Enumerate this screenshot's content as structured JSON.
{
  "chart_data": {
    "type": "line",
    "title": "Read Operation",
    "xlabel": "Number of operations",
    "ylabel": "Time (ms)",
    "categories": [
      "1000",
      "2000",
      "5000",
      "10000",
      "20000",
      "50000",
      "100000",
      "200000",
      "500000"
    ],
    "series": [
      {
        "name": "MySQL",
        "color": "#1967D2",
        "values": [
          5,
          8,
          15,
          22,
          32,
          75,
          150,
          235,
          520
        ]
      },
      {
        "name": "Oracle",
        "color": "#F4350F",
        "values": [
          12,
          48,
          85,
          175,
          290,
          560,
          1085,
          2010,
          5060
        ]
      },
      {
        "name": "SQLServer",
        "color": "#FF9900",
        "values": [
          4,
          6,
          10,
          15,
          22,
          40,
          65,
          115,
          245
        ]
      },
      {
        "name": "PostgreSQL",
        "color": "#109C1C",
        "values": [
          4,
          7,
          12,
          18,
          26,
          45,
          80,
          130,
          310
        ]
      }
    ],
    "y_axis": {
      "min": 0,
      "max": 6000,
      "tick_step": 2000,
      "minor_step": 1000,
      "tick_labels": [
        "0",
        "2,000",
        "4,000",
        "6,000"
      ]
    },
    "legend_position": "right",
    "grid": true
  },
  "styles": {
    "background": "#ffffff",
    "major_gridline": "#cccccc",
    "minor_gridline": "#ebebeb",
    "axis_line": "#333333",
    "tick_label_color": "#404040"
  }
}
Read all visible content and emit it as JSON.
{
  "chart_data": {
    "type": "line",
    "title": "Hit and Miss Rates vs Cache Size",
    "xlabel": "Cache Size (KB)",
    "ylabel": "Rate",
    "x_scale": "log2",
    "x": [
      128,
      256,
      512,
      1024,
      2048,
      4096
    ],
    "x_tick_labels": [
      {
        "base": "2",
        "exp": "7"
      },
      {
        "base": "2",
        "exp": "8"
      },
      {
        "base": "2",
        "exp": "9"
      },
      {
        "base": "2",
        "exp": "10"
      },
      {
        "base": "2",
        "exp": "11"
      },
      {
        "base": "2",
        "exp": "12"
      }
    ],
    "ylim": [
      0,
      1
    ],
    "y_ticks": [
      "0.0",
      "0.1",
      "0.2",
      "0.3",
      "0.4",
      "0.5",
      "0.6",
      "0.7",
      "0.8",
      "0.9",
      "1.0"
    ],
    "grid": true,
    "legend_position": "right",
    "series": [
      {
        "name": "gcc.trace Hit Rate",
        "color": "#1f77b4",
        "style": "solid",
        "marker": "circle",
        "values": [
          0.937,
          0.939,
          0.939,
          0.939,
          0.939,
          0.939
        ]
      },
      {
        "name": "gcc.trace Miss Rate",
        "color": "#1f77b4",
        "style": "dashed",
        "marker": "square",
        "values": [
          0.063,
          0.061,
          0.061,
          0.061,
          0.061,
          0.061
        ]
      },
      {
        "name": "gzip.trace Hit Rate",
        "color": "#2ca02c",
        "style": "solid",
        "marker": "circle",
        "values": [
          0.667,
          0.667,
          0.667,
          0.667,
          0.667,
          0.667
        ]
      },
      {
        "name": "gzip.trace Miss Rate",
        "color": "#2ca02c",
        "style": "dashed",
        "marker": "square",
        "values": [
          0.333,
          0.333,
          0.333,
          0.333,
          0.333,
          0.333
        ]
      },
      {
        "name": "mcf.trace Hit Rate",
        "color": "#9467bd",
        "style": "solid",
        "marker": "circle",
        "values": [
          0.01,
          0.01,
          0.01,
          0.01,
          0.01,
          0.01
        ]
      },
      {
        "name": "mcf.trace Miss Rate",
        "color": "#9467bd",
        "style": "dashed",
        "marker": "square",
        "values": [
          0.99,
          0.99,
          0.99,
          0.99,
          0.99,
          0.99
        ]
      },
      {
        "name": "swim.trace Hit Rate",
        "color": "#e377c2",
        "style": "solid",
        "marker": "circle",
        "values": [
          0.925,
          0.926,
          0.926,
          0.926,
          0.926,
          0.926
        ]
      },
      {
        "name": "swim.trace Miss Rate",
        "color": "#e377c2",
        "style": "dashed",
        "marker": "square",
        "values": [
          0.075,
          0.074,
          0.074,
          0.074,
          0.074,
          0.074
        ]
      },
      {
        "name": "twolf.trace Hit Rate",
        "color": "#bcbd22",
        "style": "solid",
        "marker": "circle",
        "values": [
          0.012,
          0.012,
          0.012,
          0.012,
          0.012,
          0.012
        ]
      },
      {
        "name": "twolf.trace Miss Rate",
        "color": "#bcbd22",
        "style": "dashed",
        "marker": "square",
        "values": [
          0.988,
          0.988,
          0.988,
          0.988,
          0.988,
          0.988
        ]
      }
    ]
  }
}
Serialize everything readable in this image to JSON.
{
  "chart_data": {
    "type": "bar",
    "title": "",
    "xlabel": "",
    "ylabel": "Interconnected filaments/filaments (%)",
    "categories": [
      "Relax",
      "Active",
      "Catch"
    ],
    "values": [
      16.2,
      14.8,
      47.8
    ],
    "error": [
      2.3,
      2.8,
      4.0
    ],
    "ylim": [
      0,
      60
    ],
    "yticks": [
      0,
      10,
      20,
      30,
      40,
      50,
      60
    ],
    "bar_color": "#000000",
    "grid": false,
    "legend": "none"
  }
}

========================================================================

What is asked
Copy out each line of the entries that holds "trace".

Task solution
        "name": "gcc.trace Hit Rate",
        "name": "gcc.trace Miss Rate",
        "name": "gzip.trace Hit Rate",
        "name": "gzip.trace Miss Rate",
        "name": "mcf.trace Hit Rate",
        "name": "mcf.trace Miss Rate",
        "name": "swim.trace Hit Rate",
        "name": "swim.trace Miss Rate",
        "name": "twolf.trace Hit Rate",
        "name": "twolf.trace Miss Rate",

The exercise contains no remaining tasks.